ML_file Nano_JSON_Type.ML
text‹
 The file @{file ‹Nano_JSON_Type.ML›} provides the Isabelle/ML structure 
 @{ML_structure ‹Nano_Json_Type:NANO_JSON_TYPE›}. When first argument of 
 the functions @{ML ‹Nano_Json_Type.term_of_real›} and @{ML ‹Nano_Json_Type.term_of_json›} is 
 @{ML ‹true›}, then warnings are reported to the the output window of Isabelle. Otherwise, warning 
 will be ignored. Furthermore, the two arguments of type @{ML_type ‹typ›} of the function  
 @{ML ‹Nano_Json_Type.term_of_json›} represent the HOL target type for JSON strings and numerical 
 values. An example invocation of this function looks as follows:
›
ML‹Nano_Json_Type.term_of_json false @{typ "string"} @{typ ‹int›} Nano_Json_Type.NULL›

subsection‹Parsing Nano JSON›

text‹
  In this section, we define the infrastructure for parsing JSON-like data structures as
  well as for importing them into Isabelle/HOL. This implementation was inspired by the 
  ``Simple Standard ML JSON parser'' from Chris Cannam.
›

subsubsection‹ML Implementation›

paragraph‹Configuration Attributes.›
text‹
  We start by preparing the infrastructure for three configuration attributes, using 
  the Isabelle/Isar attribute mechanism:
›
ML‹
  val json_num_type = let
    val (json_num_type_config, json_num_type_setup) =
      Attrib.config_string (Binding.name "JSON_num_type") (K "int")
  in
    Context.>>(Context.map_theory json_num_type_setup);
    json_num_type_config
  end
›
text‹
  The attribute ``JSON\_num\_type'' (default @{type "int"}) allows for configuring the HOL-type 
  used representing JSON numerals.
›

ML‹
  val json_string_type = let
    val (json_string_type_config, json_string_type_setup) =
      Attrib.config_string (Binding.name "JSON_string_type") (K "string")
  in
    Context.>>(Context.map_theory json_string_type_setup);
    json_string_type_config
  end
›
text‹
  The attribute ``JSON\_string\_type'' (default @{type "string"}) allows for configuring the 
  HOL-type used representing JSON string.

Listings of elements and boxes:
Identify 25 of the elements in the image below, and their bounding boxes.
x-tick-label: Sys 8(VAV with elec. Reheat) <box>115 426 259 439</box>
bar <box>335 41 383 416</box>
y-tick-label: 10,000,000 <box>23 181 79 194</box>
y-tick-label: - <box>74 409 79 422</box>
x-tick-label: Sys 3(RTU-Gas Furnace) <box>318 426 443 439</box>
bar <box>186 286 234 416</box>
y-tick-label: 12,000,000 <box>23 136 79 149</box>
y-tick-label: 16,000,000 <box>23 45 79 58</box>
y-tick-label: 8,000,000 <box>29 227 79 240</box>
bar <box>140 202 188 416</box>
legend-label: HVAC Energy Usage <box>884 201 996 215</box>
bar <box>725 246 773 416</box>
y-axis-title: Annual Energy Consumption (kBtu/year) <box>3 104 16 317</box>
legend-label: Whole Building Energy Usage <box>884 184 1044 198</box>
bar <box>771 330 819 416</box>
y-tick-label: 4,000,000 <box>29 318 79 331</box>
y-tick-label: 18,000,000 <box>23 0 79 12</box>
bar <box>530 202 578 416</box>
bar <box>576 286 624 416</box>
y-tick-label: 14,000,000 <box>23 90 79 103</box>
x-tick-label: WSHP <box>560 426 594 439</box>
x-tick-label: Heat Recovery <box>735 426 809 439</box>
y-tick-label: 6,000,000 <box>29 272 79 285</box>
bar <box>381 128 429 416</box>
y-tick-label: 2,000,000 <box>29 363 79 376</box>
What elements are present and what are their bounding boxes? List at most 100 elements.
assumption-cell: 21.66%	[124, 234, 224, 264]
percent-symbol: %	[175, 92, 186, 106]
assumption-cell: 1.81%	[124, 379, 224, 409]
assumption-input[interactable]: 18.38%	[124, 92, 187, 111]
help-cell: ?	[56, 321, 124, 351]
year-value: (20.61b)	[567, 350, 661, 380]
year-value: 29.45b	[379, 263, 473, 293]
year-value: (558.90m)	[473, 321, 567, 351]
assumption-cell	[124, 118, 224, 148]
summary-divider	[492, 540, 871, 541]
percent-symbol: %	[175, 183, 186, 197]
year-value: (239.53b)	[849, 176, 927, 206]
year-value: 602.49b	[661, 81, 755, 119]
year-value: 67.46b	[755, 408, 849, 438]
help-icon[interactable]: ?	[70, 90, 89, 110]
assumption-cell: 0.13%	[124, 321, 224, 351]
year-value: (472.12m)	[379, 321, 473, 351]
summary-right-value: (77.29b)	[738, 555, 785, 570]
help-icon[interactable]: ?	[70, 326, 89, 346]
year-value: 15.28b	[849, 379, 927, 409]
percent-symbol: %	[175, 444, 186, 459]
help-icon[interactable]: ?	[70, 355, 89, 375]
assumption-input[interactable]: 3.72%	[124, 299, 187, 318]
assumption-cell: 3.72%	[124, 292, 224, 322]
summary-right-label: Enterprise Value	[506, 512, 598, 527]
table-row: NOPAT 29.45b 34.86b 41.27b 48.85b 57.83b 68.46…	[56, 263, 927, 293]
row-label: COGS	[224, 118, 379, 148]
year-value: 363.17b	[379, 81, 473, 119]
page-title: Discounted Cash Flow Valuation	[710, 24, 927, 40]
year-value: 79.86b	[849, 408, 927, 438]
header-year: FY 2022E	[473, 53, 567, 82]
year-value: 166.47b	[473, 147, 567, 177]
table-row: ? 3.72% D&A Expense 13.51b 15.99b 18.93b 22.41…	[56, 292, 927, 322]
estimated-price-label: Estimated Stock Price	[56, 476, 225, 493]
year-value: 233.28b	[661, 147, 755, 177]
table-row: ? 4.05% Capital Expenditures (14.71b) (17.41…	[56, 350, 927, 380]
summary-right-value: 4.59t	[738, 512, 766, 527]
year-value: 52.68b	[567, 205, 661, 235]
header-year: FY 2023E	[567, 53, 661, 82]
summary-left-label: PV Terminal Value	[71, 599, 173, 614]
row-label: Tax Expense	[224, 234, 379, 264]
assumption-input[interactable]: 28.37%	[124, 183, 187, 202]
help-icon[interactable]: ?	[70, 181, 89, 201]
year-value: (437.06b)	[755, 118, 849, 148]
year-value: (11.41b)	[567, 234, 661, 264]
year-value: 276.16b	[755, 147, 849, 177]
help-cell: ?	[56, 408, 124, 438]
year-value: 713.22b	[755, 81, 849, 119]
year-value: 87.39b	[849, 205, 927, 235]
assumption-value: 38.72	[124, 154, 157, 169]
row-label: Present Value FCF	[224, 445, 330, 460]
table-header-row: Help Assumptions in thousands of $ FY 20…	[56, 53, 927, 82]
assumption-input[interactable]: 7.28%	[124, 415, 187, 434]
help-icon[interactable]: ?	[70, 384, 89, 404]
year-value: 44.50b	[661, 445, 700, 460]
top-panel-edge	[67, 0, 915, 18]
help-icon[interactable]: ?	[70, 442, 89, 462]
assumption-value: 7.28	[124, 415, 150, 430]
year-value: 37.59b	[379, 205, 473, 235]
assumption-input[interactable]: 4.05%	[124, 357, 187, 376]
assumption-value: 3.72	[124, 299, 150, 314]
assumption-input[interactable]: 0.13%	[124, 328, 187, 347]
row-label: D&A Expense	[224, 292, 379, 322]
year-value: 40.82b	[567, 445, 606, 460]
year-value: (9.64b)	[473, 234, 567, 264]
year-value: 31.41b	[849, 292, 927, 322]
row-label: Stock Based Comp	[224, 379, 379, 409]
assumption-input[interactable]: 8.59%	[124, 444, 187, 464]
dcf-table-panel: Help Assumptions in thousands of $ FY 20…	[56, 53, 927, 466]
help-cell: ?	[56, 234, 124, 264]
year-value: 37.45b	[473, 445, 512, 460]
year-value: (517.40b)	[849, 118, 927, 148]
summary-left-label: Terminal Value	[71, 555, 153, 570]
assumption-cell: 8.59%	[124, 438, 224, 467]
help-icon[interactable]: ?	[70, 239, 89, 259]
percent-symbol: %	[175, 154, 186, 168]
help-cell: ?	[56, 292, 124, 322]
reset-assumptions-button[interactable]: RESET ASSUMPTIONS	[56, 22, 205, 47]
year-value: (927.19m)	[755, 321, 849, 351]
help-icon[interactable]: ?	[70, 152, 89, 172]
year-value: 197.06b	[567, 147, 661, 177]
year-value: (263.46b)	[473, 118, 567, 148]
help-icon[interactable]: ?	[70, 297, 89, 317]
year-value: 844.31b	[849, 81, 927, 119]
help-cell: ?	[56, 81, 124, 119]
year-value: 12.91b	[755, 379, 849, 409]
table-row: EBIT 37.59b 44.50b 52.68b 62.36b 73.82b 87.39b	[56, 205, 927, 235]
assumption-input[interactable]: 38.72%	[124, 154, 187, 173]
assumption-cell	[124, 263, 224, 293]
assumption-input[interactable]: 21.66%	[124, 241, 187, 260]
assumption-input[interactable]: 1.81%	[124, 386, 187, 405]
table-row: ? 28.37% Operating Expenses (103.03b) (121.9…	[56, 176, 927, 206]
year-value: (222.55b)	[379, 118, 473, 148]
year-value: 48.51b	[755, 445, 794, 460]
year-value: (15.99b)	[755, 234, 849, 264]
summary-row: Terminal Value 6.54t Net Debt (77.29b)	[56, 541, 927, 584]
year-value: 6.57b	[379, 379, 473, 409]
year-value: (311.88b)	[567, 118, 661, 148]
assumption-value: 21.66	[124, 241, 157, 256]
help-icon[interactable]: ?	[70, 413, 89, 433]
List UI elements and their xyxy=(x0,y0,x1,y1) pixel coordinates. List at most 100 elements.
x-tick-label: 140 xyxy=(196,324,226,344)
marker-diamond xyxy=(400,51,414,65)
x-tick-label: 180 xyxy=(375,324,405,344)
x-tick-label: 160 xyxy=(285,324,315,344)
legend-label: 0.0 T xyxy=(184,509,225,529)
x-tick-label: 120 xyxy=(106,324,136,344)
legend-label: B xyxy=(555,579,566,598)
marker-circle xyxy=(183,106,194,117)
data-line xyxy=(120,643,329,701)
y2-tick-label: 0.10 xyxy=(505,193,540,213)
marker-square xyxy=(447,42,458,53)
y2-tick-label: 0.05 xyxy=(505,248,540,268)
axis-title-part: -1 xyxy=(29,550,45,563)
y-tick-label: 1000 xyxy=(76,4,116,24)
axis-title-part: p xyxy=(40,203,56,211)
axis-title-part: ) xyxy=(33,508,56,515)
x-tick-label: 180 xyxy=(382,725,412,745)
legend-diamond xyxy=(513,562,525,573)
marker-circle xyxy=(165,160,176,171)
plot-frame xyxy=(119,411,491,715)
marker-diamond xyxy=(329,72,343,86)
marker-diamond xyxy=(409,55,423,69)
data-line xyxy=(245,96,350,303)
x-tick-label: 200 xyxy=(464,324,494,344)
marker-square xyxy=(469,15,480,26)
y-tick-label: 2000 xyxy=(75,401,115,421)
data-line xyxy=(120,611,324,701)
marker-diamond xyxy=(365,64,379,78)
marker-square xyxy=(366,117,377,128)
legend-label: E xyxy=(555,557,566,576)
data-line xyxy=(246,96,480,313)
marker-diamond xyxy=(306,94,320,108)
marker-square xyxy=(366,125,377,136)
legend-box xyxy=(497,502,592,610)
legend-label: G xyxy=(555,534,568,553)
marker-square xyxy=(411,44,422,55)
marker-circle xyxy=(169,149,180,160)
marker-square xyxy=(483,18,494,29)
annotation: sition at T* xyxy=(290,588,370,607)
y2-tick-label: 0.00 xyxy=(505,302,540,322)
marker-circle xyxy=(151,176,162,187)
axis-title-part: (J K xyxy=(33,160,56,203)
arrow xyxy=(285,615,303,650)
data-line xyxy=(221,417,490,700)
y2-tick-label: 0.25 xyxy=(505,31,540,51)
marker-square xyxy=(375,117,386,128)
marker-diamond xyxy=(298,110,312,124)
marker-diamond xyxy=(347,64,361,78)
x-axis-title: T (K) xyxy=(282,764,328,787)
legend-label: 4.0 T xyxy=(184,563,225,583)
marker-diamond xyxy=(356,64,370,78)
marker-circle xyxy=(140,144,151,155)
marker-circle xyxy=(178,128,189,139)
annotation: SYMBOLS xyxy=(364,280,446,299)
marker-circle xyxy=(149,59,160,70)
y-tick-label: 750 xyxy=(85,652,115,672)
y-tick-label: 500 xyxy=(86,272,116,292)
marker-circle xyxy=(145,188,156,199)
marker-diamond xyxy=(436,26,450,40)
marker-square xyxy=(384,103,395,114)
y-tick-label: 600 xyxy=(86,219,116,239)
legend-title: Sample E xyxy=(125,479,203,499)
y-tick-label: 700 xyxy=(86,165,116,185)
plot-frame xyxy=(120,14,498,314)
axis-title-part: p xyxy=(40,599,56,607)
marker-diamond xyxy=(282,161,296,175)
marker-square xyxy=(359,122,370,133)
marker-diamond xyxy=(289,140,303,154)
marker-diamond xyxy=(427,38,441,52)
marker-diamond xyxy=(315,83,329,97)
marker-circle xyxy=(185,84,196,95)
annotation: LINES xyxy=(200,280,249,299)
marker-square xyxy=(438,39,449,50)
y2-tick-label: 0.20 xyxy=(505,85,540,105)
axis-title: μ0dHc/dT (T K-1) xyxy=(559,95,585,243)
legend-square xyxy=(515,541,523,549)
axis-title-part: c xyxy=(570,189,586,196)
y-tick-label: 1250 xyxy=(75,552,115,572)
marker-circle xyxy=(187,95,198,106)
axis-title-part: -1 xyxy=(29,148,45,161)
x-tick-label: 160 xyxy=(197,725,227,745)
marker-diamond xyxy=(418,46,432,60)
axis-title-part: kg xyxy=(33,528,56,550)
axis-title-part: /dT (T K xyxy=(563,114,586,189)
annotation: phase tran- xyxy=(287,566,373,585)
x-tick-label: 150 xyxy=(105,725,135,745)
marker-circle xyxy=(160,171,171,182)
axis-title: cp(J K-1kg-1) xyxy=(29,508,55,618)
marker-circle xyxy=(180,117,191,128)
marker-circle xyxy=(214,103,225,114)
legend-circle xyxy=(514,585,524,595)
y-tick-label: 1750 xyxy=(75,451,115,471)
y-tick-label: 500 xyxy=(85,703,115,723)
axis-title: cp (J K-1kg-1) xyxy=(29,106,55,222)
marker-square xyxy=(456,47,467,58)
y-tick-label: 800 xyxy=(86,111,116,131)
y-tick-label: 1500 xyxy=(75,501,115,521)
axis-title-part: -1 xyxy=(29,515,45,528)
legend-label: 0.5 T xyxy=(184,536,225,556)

What this exercise asks:
(A) From the Nano JSON theory excerpt, extract the stretch from "subsection‹Parsing Nano JSON›" through "from Chris Cannam." word for word.
(B) Extend the Nano JSON theory excerpt, starting right after its final sentence.
The rows come from a separate source.

Outputs for the tasks:
(A)
subsection‹Parsing Nano JSON›

text‹
  In this section, we define the infrastructure for parsing JSON-like data structures as
  well as for importing them into Isabelle/HOL. This implementation was inspired by the 
  ``Simple Standard ML JSON parser'' from Chris Cannam.

(B)
›

ML‹
  val json_verbose = let
    val (json_string_type_config, json_string_type_setup) =
      Attrib.config_bool (Binding.name "JSON_verbose") (K false)
  in
    Context.>>(Context.map_theory json_string_type_setup);
    json_string_type_config
  end
›
text‹
  The Boolean attribute ``JSON\_verbose'' (default: false) allows for enabling warnings during the 
  JSON processing.
›

paragraph‹Lexer.›
text‹The following Isabelle/ML signatures captures the lexer:›
ML‹
signature NANO_JSON_LEXER = sig
    structure T : sig
        datatype token = NUMBER of char list
                       | STRING of string
                       | BOOL of bool
                       | NULL
                       | CURLY_L
                       | CURLY_R
                       | SQUARE_L
                       | SQUARE_R
                       | COLON
                       | COMMA

        val string_of_T : token -> string
    end
    val tokenize_string: string -> T.token list
end
›
ML_file Nano_JSON_Lexer.ML
text‹
 The file @{file ‹Nano_JSON_Lexer.ML›} provides the Isabelle/ML structure 
 @{ML_structure ‹Nano_Json_Lexer:NANO_JSON_LEXER›}. It provides the  
 function @{ML ‹Nano_Json_Lexer.tokenize_string›} which, as the name suggests, 
 tokenizes a string (containing a JSON object).
›  

ML‹

signature NANO_JSON_PARSER = sig
    val json_of_string : string -> Nano_Json_Type.json
    val term_of_json_string : bool -> typ -> typ -> string -> term
    val numT: theory -> typ
    val stringT: theory -> typ
end
›

ML_file "Nano_JSON_Parser.ML"
text‹
  The file @{file ‹Nano_JSON_Parser.ML›} provides the Isabelle/ML structure 
  @{ML_structure ‹Nano_Json_Parser:NANO_JSON_PARSER›}. The two main functions:
 
  ▪ First, @{ML ‹Nano_Json_Parser.json_of_string›} parsing a string (containing a JSON object)
    and returning its abstract syntax (i.e., an instance of the type @{ML_type ‹Nano_Json_Type.json›}.
  ▪ Second, @{ML ‹Nano_Json_Parser.term_of_json_string›}, which parses a string into a HOL term. 
    As for @{ML ‹Nano_Json_Type.term_of_json›}, the first argument decides if warnings are printed
    and the next wo arguments determine the HOL type representations for JSON strings and numerical
    values.

  The parser ML‹Nano_Json_Parser.term_of_json_string› can now be used, on the Isabelle/ML-level
  as follows:
›
ML‹
  Nano_Json_Parser.term_of_json_string true (@{typ string}) (@{typ int}) 
                                       "{\"name\": [true,false,\"test\"]}"
›

subsubsection‹Isar Setup: Cartouche and Isar-Top-level Binding›

paragraph‹The JSON Cartouche.›
text‹First, we define a cartouche that allows using JSON syntax within HOL expressions:›

syntax "_cartouche_nano_json" :: "cartouche_position ⇒ 'a"  ("JSON _")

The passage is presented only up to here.